- [PROBLEM]
Strip the pictures and reproduce the rest of the listing exactly.

- [MATERIAL FOR THE TASK]

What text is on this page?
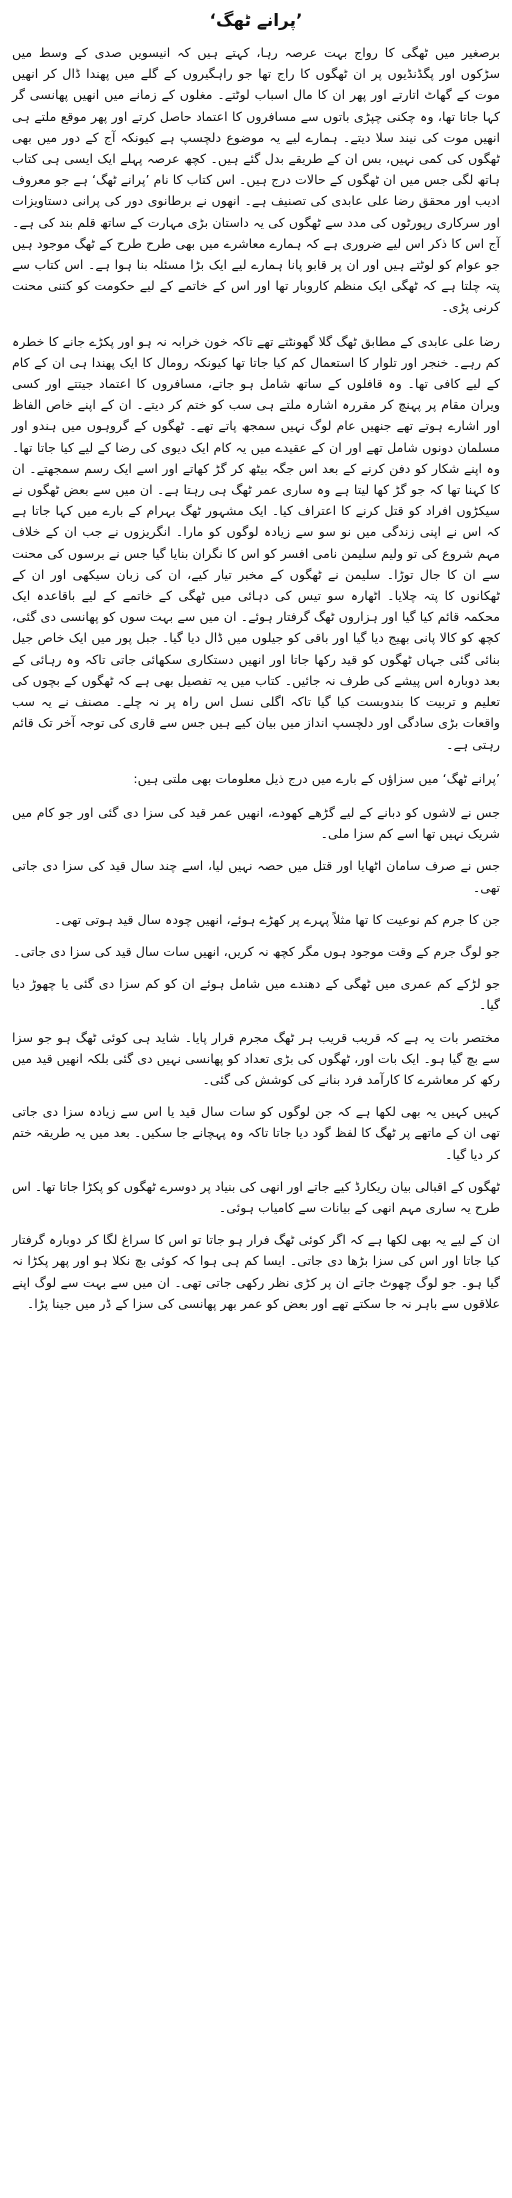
’پرانے ٹھگ‘

برصغیر میں ٹھگی کا رواج بہت عرصہ رہا، کہتے ہیں کہ انیسویں صدی کے وسط میں سڑکوں اور پگڈنڈیوں پر ان ٹھگوں کا راج تھا جو راہگیروں کے گلے میں پھندا ڈال کر انھیں موت کے گھاٹ اتارتے اور پھر ان کا مال اسباب لوٹتے۔ مغلوں کے زمانے میں انھیں پھانسی گر کہا جاتا تھا، وہ چکنی چپڑی باتوں سے مسافروں کا اعتماد حاصل کرتے اور پھر موقع ملتے ہی انھیں موت کی نیند سلا دیتے۔ ہمارے لیے یہ موضوع دلچسپ ہے کیونکہ آج کے دور میں بھی ٹھگوں کی کمی نہیں، بس ان کے طریقے بدل گئے ہیں۔ کچھ عرصہ پہلے ایک ایسی ہی کتاب ہاتھ لگی جس میں ان ٹھگوں کے حالات درج ہیں۔ اس کتاب کا نام ’پرانے ٹھگ‘ ہے جو معروف ادیب اور محقق رضا علی عابدی کی تصنیف ہے۔ انھوں نے برطانوی دور کی پرانی دستاویزات اور سرکاری رپورٹوں کی مدد سے ٹھگوں کی یہ داستان بڑی مہارت کے ساتھ قلم بند کی ہے۔ آج اس کا ذکر اس لیے ضروری ہے کہ ہمارے معاشرے میں بھی طرح طرح کے ٹھگ موجود ہیں جو عوام کو لوٹتے ہیں اور ان پر قابو پانا ہمارے لیے ایک بڑا مسئلہ بنا ہوا ہے۔ اس کتاب سے پتہ چلتا ہے کہ ٹھگی ایک منظم کاروبار تھا اور اس کے خاتمے کے لیے حکومت کو کتنی محنت کرنی پڑی۔

رضا علی عابدی کے مطابق ٹھگ گلا گھونٹتے تھے تاکہ خون خرابہ نہ ہو اور پکڑے جانے کا خطرہ کم رہے۔ خنجر اور تلوار کا استعمال کم کیا جاتا تھا کیونکہ رومال کا ایک پھندا ہی ان کے کام کے لیے کافی تھا۔ وہ قافلوں کے ساتھ شامل ہو جاتے، مسافروں کا اعتماد جیتتے اور کسی ویران مقام پر پہنچ کر مقررہ اشارہ ملتے ہی سب کو ختم کر دیتے۔ ان کے اپنے خاص الفاظ اور اشارے ہوتے تھے جنھیں عام لوگ نہیں سمجھ پاتے تھے۔ ٹھگوں کے گروہوں میں ہندو اور مسلمان دونوں شامل تھے اور ان کے عقیدے میں یہ کام ایک دیوی کی رضا کے لیے کیا جاتا تھا۔ وہ اپنے شکار کو دفن کرنے کے بعد اس جگہ بیٹھ کر گڑ کھاتے اور اسے ایک رسم سمجھتے۔ ان کا کہنا تھا کہ جو گڑ کھا لیتا ہے وہ ساری عمر ٹھگ ہی رہتا ہے۔ ان میں سے بعض ٹھگوں نے سیکڑوں افراد کو قتل کرنے کا اعتراف کیا۔ ایک مشہور ٹھگ بہرام کے بارے میں کہا جاتا ہے کہ اس نے اپنی زندگی میں نو سو سے زیادہ لوگوں کو مارا۔ انگریزوں نے جب ان کے خلاف مہم شروع کی تو ولیم سلیمن نامی افسر کو اس کا نگران بنایا گیا جس نے برسوں کی محنت سے ان کا جال توڑا۔ سلیمن نے ٹھگوں کے مخبر تیار کیے، ان کی زبان سیکھی اور ان کے ٹھکانوں کا پتہ چلایا۔ اٹھارہ سو تیس کی دہائی میں ٹھگی کے خاتمے کے لیے باقاعدہ ایک محکمہ قائم کیا گیا اور ہزاروں ٹھگ گرفتار ہوئے۔ ان میں سے بہت سوں کو پھانسی دی گئی، کچھ کو کالا پانی بھیج دیا گیا اور باقی کو جیلوں میں ڈال دیا گیا۔ جبل پور میں ایک خاص جیل بنائی گئی جہاں ٹھگوں کو قید رکھا جاتا اور انھیں دستکاری سکھائی جاتی تاکہ وہ رہائی کے بعد دوبارہ اس پیشے کی طرف نہ جائیں۔ کتاب میں یہ تفصیل بھی ہے کہ ٹھگوں کے بچوں کی تعلیم و تربیت کا بندوبست کیا گیا تاکہ اگلی نسل اس راہ پر نہ چلے۔ مصنف نے یہ سب واقعات بڑی سادگی اور دلچسپ انداز میں بیان کیے ہیں جس سے قاری کی توجہ آخر تک قائم رہتی ہے۔

’پرانے ٹھگ‘ میں سزاؤں کے بارے میں درج ذیل معلومات بھی ملتی ہیں:

جس نے لاشوں کو دبانے کے لیے گڑھے کھودے، انھیں عمر قید کی سزا دی گئی اور جو کام میں شریک نہیں تھا اسے کم سزا ملی۔
جس نے صرف سامان اٹھایا اور قتل میں حصہ نہیں لیا، اسے چند سال قید کی سزا دی جاتی تھی۔
جن کا جرم کم نوعیت کا تھا مثلاً پہرے پر کھڑے ہوئے، انھیں چودہ سال قید ہوتی تھی۔
جو لوگ جرم کے وقت موجود ہوں مگر کچھ نہ کریں، انھیں سات سال قید کی سزا دی جاتی۔
جو لڑکے کم عمری میں ٹھگی کے دھندے میں شامل ہوئے ان کو کم سزا دی گئی یا چھوڑ دیا گیا۔
مختصر بات یہ ہے کہ قریب قریب ہر ٹھگ مجرم قرار پایا۔ شاید ہی کوئی ٹھگ ہو جو سزا سے بچ گیا ہو۔ ایک بات اور، ٹھگوں کی بڑی تعداد کو پھانسی نہیں دی گئی بلکہ انھیں قید میں رکھ کر معاشرے کا کارآمد فرد بنانے کی کوشش کی گئی۔
کہیں کہیں یہ بھی لکھا ہے کہ جن لوگوں کو سات سال قید یا اس سے زیادہ سزا دی جاتی تھی ان کے ماتھے پر ٹھگ کا لفظ گود دیا جاتا تاکہ وہ پہچانے جا سکیں۔ بعد میں یہ طریقہ ختم کر دیا گیا۔
ٹھگوں کے اقبالی بیان ریکارڈ کیے جاتے اور انھی کی بنیاد پر دوسرے ٹھگوں کو پکڑا جاتا تھا۔ اس طرح یہ ساری مہم انھی کے بیانات سے کامیاب ہوئی۔
ان کے لیے یہ بھی لکھا ہے کہ اگر کوئی ٹھگ فرار ہو جاتا تو اس کا سراغ لگا کر دوبارہ گرفتار کیا جاتا اور اس کی سزا بڑھا دی جاتی۔ ایسا کم ہی ہوا کہ کوئی بچ نکلا ہو اور پھر پکڑا نہ گیا ہو۔ جو لوگ چھوٹ جاتے ان پر کڑی نظر رکھی جاتی تھی۔ ان میں سے بہت سے لوگ اپنے علاقوں سے باہر نہ جا سکتے تھے اور بعض کو عمر بھر پھانسی کی سزا کے ڈر میں جینا پڑا۔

- [CORRECT RESPONSE]
What text is on this page?
’پرانے ٹھگ‘

برصغیر میں ٹھگی کا رواج بہت عرصہ رہا، کہتے ہیں کہ انیسویں صدی کے وسط میں سڑکوں اور پگڈنڈیوں پر ان ٹھگوں کا راج تھا جو راہگیروں کے گلے میں پھندا ڈال کر انھیں موت کے گھاٹ اتارتے اور پھر ان کا مال اسباب لوٹتے۔ مغلوں کے زمانے میں انھیں پھانسی گر کہا جاتا تھا، وہ چکنی چپڑی باتوں سے مسافروں کا اعتماد حاصل کرتے اور پھر موقع ملتے ہی انھیں موت کی نیند سلا دیتے۔ ہمارے لیے یہ موضوع دلچسپ ہے کیونکہ آج کے دور میں بھی ٹھگوں کی کمی نہیں، بس ان کے طریقے بدل گئے ہیں۔ کچھ عرصہ پہلے ایک ایسی ہی کتاب ہاتھ لگی جس میں ان ٹھگوں کے حالات درج ہیں۔ اس کتاب کا نام ’پرانے ٹھگ‘ ہے جو معروف ادیب اور محقق رضا علی عابدی کی تصنیف ہے۔ انھوں نے برطانوی دور کی پرانی دستاویزات اور سرکاری رپورٹوں کی مدد سے ٹھگوں کی یہ داستان بڑی مہارت کے ساتھ قلم بند کی ہے۔ آج اس کا ذکر اس لیے ضروری ہے کہ ہمارے معاشرے میں بھی طرح طرح کے ٹھگ موجود ہیں جو عوام کو لوٹتے ہیں اور ان پر قابو پانا ہمارے لیے ایک بڑا مسئلہ بنا ہوا ہے۔ اس کتاب سے پتہ چلتا ہے کہ ٹھگی ایک منظم کاروبار تھا اور اس کے خاتمے کے لیے حکومت کو کتنی محنت کرنی پڑی۔

رضا علی عابدی کے مطابق ٹھگ گلا گھونٹتے تھے تاکہ خون خرابہ نہ ہو اور پکڑے جانے کا خطرہ کم رہے۔ خنجر اور تلوار کا استعمال کم کیا جاتا تھا کیونکہ رومال کا ایک پھندا ہی ان کے کام کے لیے کافی تھا۔ وہ قافلوں کے ساتھ شامل ہو جاتے، مسافروں کا اعتماد جیتتے اور کسی ویران مقام پر پہنچ کر مقررہ اشارہ ملتے ہی سب کو ختم کر دیتے۔ ان کے اپنے خاص الفاظ اور اشارے ہوتے تھے جنھیں عام لوگ نہیں سمجھ پاتے تھے۔ ٹھگوں کے گروہوں میں ہندو اور مسلمان دونوں شامل تھے اور ان کے عقیدے میں یہ کام ایک دیوی کی رضا کے لیے کیا جاتا تھا۔ وہ اپنے شکار کو دفن کرنے کے بعد اس جگہ بیٹھ کر گڑ کھاتے اور اسے ایک رسم سمجھتے۔ ان کا کہنا تھا کہ جو گڑ کھا لیتا ہے وہ ساری عمر ٹھگ ہی رہتا ہے۔ ان میں سے بعض ٹھگوں نے سیکڑوں افراد کو قتل کرنے کا اعتراف کیا۔ ایک مشہور ٹھگ بہرام کے بارے میں کہا جاتا ہے کہ اس نے اپنی زندگی میں نو سو سے زیادہ لوگوں کو مارا۔ انگریزوں نے جب ان کے خلاف مہم شروع کی تو ولیم سلیمن نامی افسر کو اس کا نگران بنایا گیا جس نے برسوں کی محنت سے ان کا جال توڑا۔ سلیمن نے ٹھگوں کے مخبر تیار کیے، ان کی زبان سیکھی اور ان کے ٹھکانوں کا پتہ چلایا۔ اٹھارہ سو تیس کی دہائی میں ٹھگی کے خاتمے کے لیے باقاعدہ ایک محکمہ قائم کیا گیا اور ہزاروں ٹھگ گرفتار ہوئے۔ ان میں سے بہت سوں کو پھانسی دی گئی، کچھ کو کالا پانی بھیج دیا گیا اور باقی کو جیلوں میں ڈال دیا گیا۔ جبل پور میں ایک خاص جیل بنائی گئی جہاں ٹھگوں کو قید رکھا جاتا اور انھیں دستکاری سکھائی جاتی تاکہ وہ رہائی کے بعد دوبارہ اس پیشے کی طرف نہ جائیں۔ کتاب میں یہ تفصیل بھی ہے کہ ٹھگوں کے بچوں کی تعلیم و تربیت کا بندوبست کیا گیا تاکہ اگلی نسل اس راہ پر نہ چلے۔ مصنف نے یہ سب واقعات بڑی سادگی اور دلچسپ انداز میں بیان کیے ہیں جس سے قاری کی توجہ آخر تک قائم رہتی ہے۔

’پرانے ٹھگ‘ میں سزاؤں کے بارے میں درج ذیل معلومات بھی ملتی ہیں:

جس نے لاشوں کو دبانے کے لیے گڑھے کھودے، انھیں عمر قید کی سزا دی گئی اور جو کام میں شریک نہیں تھا اسے کم سزا ملی۔
جس نے صرف سامان اٹھایا اور قتل میں حصہ نہیں لیا، اسے چند سال قید کی سزا دی جاتی تھی۔
جن کا جرم کم نوعیت کا تھا مثلاً پہرے پر کھڑے ہوئے، انھیں چودہ سال قید ہوتی تھی۔
جو لوگ جرم کے وقت موجود ہوں مگر کچھ نہ کریں، انھیں سات سال قید کی سزا دی جاتی۔
جو لڑکے کم عمری میں ٹھگی کے دھندے میں شامل ہوئے ان کو کم سزا دی گئی یا چھوڑ دیا گیا۔
مختصر بات یہ ہے کہ قریب قریب ہر ٹھگ مجرم قرار پایا۔ شاید ہی کوئی ٹھگ ہو جو سزا سے بچ گیا ہو۔ ایک بات اور، ٹھگوں کی بڑی تعداد کو پھانسی نہیں دی گئی بلکہ انھیں قید میں رکھ کر معاشرے کا کارآمد فرد بنانے کی کوشش کی گئی۔
کہیں کہیں یہ بھی لکھا ہے کہ جن لوگوں کو سات سال قید یا اس سے زیادہ سزا دی جاتی تھی ان کے ماتھے پر ٹھگ کا لفظ گود دیا جاتا تاکہ وہ پہچانے جا سکیں۔ بعد میں یہ طریقہ ختم کر دیا گیا۔
ٹھگوں کے اقبالی بیان ریکارڈ کیے جاتے اور انھی کی بنیاد پر دوسرے ٹھگوں کو پکڑا جاتا تھا۔ اس طرح یہ ساری مہم انھی کے بیانات سے کامیاب ہوئی۔
ان کے لیے یہ بھی لکھا ہے کہ اگر کوئی ٹھگ فرار ہو جاتا تو اس کا سراغ لگا کر دوبارہ گرفتار کیا جاتا اور اس کی سزا بڑھا دی جاتی۔ ایسا کم ہی ہوا کہ کوئی بچ نکلا ہو اور پھر پکڑا نہ گیا ہو۔ جو لوگ چھوٹ جاتے ان پر کڑی نظر رکھی جاتی تھی۔ ان میں سے بہت سے لوگ اپنے علاقوں سے باہر نہ جا سکتے تھے اور بعض کو عمر بھر پھانسی کی سزا کے ڈر میں جینا پڑا۔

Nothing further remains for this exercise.